━━━━━ Material for this task ━━━━━
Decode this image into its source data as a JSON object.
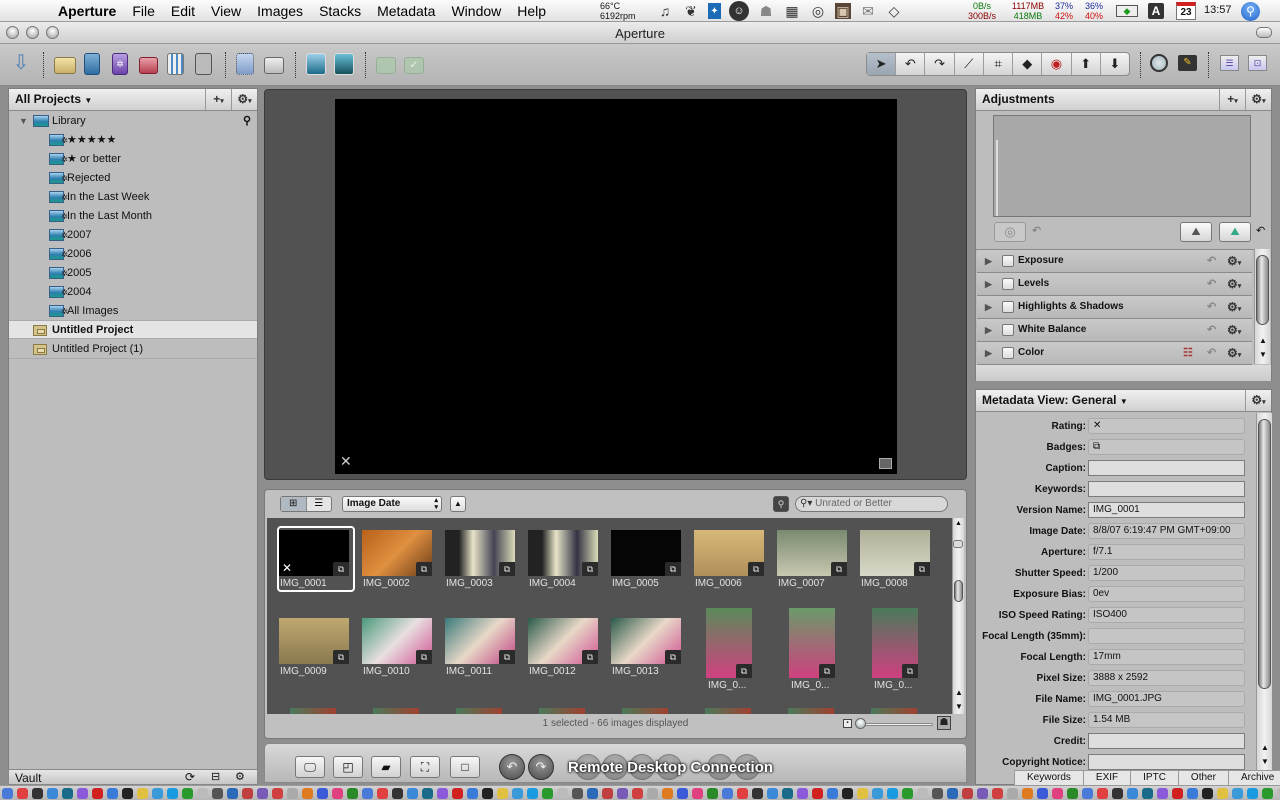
{
  "menubar": {
    "apple": "",
    "items": [
      "Aperture",
      "File",
      "Edit",
      "View",
      "Images",
      "Stacks",
      "Metadata",
      "Window",
      "Help"
    ],
    "temp": "66°C",
    "fan": "6192rpm",
    "net_in": "0B/s",
    "net_out": "300B/s",
    "mem_used": "1117MB",
    "mem_free": "418MB",
    "cpu1_a": "37%",
    "cpu1_b": "42%",
    "cpu2_a": "36%",
    "cpu2_b": "40%",
    "date_badge": "23",
    "clock": "13:57"
  },
  "window": {
    "title": "Aperture"
  },
  "projects_panel": {
    "title": "All Projects",
    "add_label": "+",
    "gear_label": "⚙",
    "library_label": "Library",
    "items": [
      {
        "label": "★★★★★"
      },
      {
        "label": "★  or  better"
      },
      {
        "label": "Rejected"
      },
      {
        "label": "In the Last Week"
      },
      {
        "label": "In the Last Month"
      },
      {
        "label": "2007"
      },
      {
        "label": "2006"
      },
      {
        "label": "2005"
      },
      {
        "label": "2004"
      },
      {
        "label": "All Images"
      }
    ],
    "projects": [
      {
        "label": "Untitled Project",
        "selected": true
      },
      {
        "label": "Untitled Project (1)",
        "selected": false
      }
    ],
    "vault_label": "Vault"
  },
  "viewer": {
    "reject_mark": "✕"
  },
  "browser": {
    "sort_value": "Image Date",
    "search_placeholder": "Unrated or Better",
    "status": "1 selected - 66 images displayed",
    "thumbnails": [
      {
        "name": "IMG_0001",
        "selected": true,
        "rejected": true
      },
      {
        "name": "IMG_0002"
      },
      {
        "name": "IMG_0003"
      },
      {
        "name": "IMG_0004"
      },
      {
        "name": "IMG_0005"
      },
      {
        "name": "IMG_0006"
      },
      {
        "name": "IMG_0007"
      },
      {
        "name": "IMG_0008"
      },
      {
        "name": "IMG_0009"
      },
      {
        "name": "IMG_0010"
      },
      {
        "name": "IMG_0011"
      },
      {
        "name": "IMG_0012"
      },
      {
        "name": "IMG_0013"
      },
      {
        "name": "IMG_0..."
      },
      {
        "name": "IMG_0..."
      },
      {
        "name": "IMG_0..."
      }
    ]
  },
  "adjustments": {
    "title": "Adjustments",
    "rows": [
      {
        "label": "Exposure"
      },
      {
        "label": "Levels"
      },
      {
        "label": "Highlights & Shadows"
      },
      {
        "label": "White Balance"
      },
      {
        "label": "Color"
      }
    ]
  },
  "metadata": {
    "title": "Metadata View: General",
    "fields": [
      {
        "label": "Rating:",
        "value": "✕"
      },
      {
        "label": "Badges:",
        "value": "⧉"
      },
      {
        "label": "Caption:",
        "value": ""
      },
      {
        "label": "Keywords:",
        "value": ""
      },
      {
        "label": "Version Name:",
        "value": "IMG_0001"
      },
      {
        "label": "Image Date:",
        "value": "8/8/07 6:19:47 PM GMT+09:00"
      },
      {
        "label": "Aperture:",
        "value": "f/7.1"
      },
      {
        "label": "Shutter Speed:",
        "value": "1/200"
      },
      {
        "label": "Exposure Bias:",
        "value": "0ev"
      },
      {
        "label": "ISO Speed Rating:",
        "value": "ISO400"
      },
      {
        "label": "Focal Length (35mm):",
        "value": ""
      },
      {
        "label": "Focal Length:",
        "value": "17mm"
      },
      {
        "label": "Pixel Size:",
        "value": "3888 x 2592"
      },
      {
        "label": "File Name:",
        "value": "IMG_0001.JPG"
      },
      {
        "label": "File Size:",
        "value": "1.54 MB"
      },
      {
        "label": "Credit:",
        "value": ""
      },
      {
        "label": "Copyright Notice:",
        "value": ""
      }
    ],
    "tabs": [
      "Keywords",
      "EXIF",
      "IPTC",
      "Other",
      "Archive"
    ]
  },
  "overlay": {
    "remote_desktop": "Remote Desktop Connection"
  },
  "colors": {
    "accent": "#2d7fe0",
    "viewer_bg": "#525252",
    "panel_bg": "#bdbdbd"
  }
}
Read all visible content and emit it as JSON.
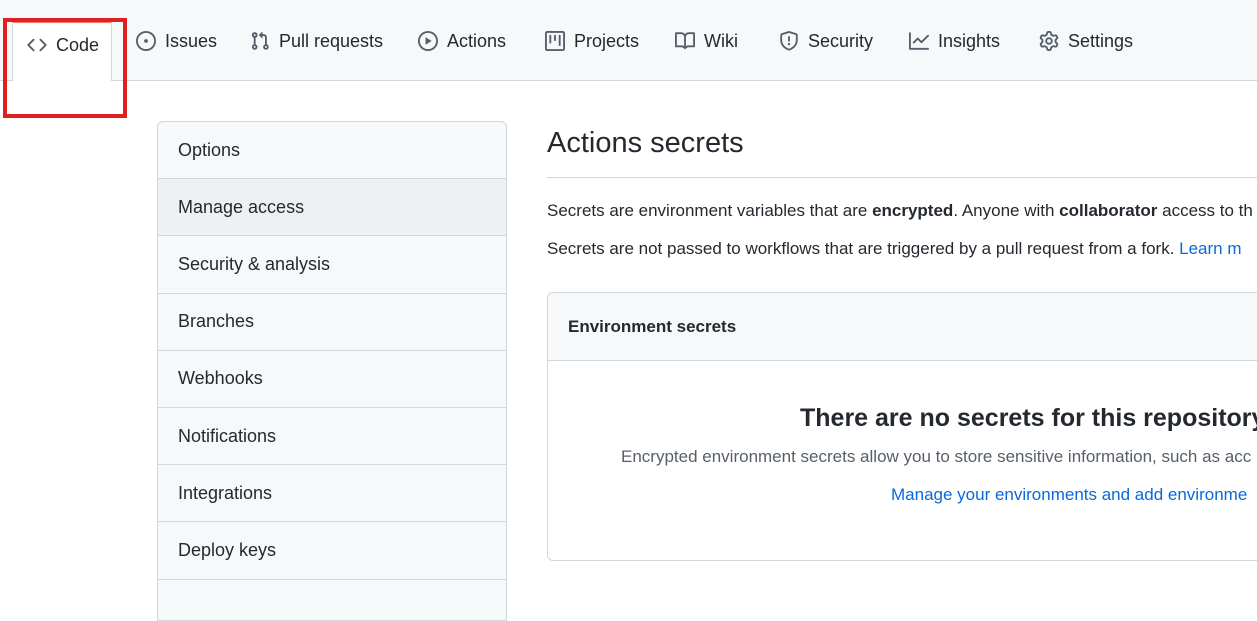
{
  "repo_nav": {
    "tabs": [
      {
        "label": "Code",
        "icon": "code-icon"
      },
      {
        "label": "Issues",
        "icon": "issue-opened-icon"
      },
      {
        "label": "Pull requests",
        "icon": "git-pull-request-icon"
      },
      {
        "label": "Actions",
        "icon": "play-icon"
      },
      {
        "label": "Projects",
        "icon": "project-icon"
      },
      {
        "label": "Wiki",
        "icon": "book-icon"
      },
      {
        "label": "Security",
        "icon": "shield-icon"
      },
      {
        "label": "Insights",
        "icon": "graph-icon"
      },
      {
        "label": "Settings",
        "icon": "gear-icon"
      }
    ],
    "active_tab": "Code",
    "highlight_color": "#e02020",
    "active_underline_color": "#f9826c"
  },
  "settings_menu": {
    "items": [
      {
        "label": "Options"
      },
      {
        "label": "Manage access"
      },
      {
        "label": "Security & analysis"
      },
      {
        "label": "Branches"
      },
      {
        "label": "Webhooks"
      },
      {
        "label": "Notifications"
      },
      {
        "label": "Integrations"
      },
      {
        "label": "Deploy keys"
      }
    ]
  },
  "main": {
    "title": "Actions secrets",
    "desc1_pre": "Secrets are environment variables that are ",
    "desc1_bold1": "encrypted",
    "desc1_mid": ". Anyone with ",
    "desc1_bold2": "collaborator",
    "desc1_post": " access to th",
    "desc2_pre": "Secrets are not passed to workflows that are triggered by a pull request from a fork. ",
    "desc2_link": "Learn m",
    "panel": {
      "header": "Environment secrets",
      "blank_title": "There are no secrets for this repository's",
      "blank_desc": "Encrypted environment secrets allow you to store sensitive information, such as acc",
      "blank_link": "Manage your environments and add environme"
    }
  },
  "colors": {
    "link": "#0969da",
    "border": "#d0d7de",
    "muted": "#57606a",
    "text": "#24292f"
  }
}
━━━━━
What to do
Count the lines in the entries that hold the word "Exposure", and give nothing but the total.

Solution for this task
2